Write out all records as given; omit images.

══ Entries shown ══

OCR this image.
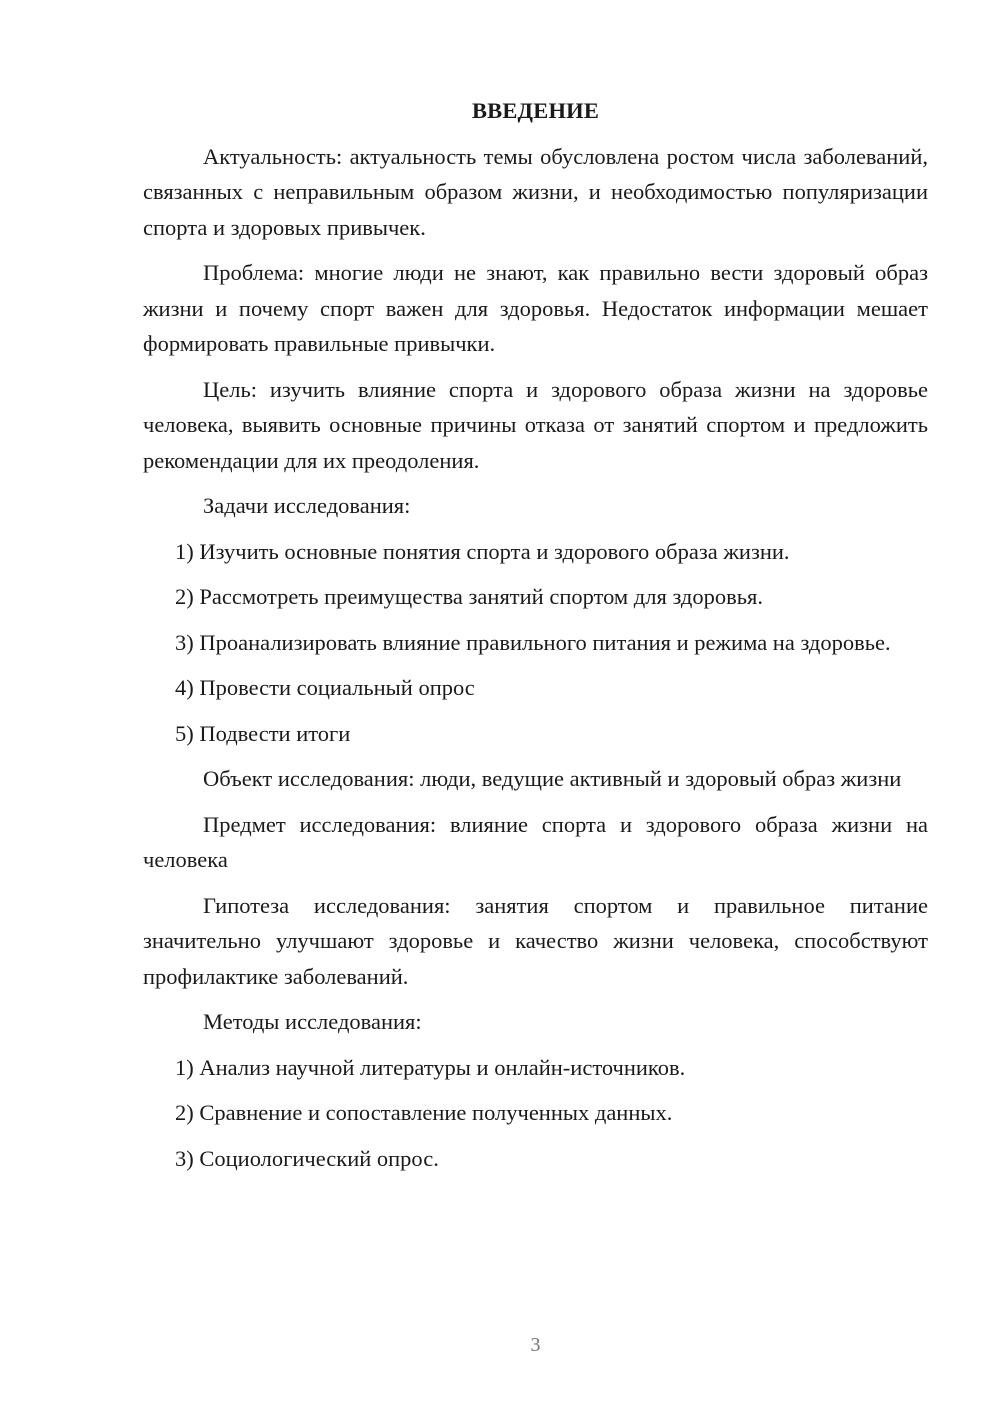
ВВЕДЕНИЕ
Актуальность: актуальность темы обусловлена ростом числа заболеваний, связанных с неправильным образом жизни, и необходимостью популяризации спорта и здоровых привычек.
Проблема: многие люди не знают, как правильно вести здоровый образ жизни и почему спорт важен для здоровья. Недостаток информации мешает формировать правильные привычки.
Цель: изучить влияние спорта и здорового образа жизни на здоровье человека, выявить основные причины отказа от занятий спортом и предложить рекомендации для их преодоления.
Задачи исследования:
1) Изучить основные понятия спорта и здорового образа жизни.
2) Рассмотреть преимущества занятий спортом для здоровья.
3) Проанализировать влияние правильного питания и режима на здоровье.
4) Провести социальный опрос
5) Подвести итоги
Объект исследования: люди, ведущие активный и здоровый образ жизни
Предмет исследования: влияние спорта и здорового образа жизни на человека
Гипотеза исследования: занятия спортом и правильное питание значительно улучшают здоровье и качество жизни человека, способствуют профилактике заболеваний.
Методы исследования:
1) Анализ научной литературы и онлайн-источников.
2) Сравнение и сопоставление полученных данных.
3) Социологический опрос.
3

═══

**Task output**
OCR this image.
ВВЕДЕНИЕ
Актуальность: актуальность темы обусловлена ростом числа заболеваний, связанных с неправильным образом жизни, и необходимостью популяризации спорта и здоровых привычек.
Проблема: многие люди не знают, как правильно вести здоровый образ жизни и почему спорт важен для здоровья. Недостаток информации мешает формировать правильные привычки.
Цель: изучить влияние спорта и здорового образа жизни на здоровье человека, выявить основные причины отказа от занятий спортом и предложить рекомендации для их преодоления.
Задачи исследования:
1) Изучить основные понятия спорта и здорового образа жизни.
2) Рассмотреть преимущества занятий спортом для здоровья.
3) Проанализировать влияние правильного питания и режима на здоровье.
4) Провести социальный опрос
5) Подвести итоги
Объект исследования: люди, ведущие активный и здоровый образ жизни
Предмет исследования: влияние спорта и здорового образа жизни на человека
Гипотеза исследования: занятия спортом и правильное питание значительно улучшают здоровье и качество жизни человека, способствуют профилактике заболеваний.
Методы исследования:
1) Анализ научной литературы и онлайн-источников.
2) Сравнение и сопоставление полученных данных.
3) Социологический опрос.
3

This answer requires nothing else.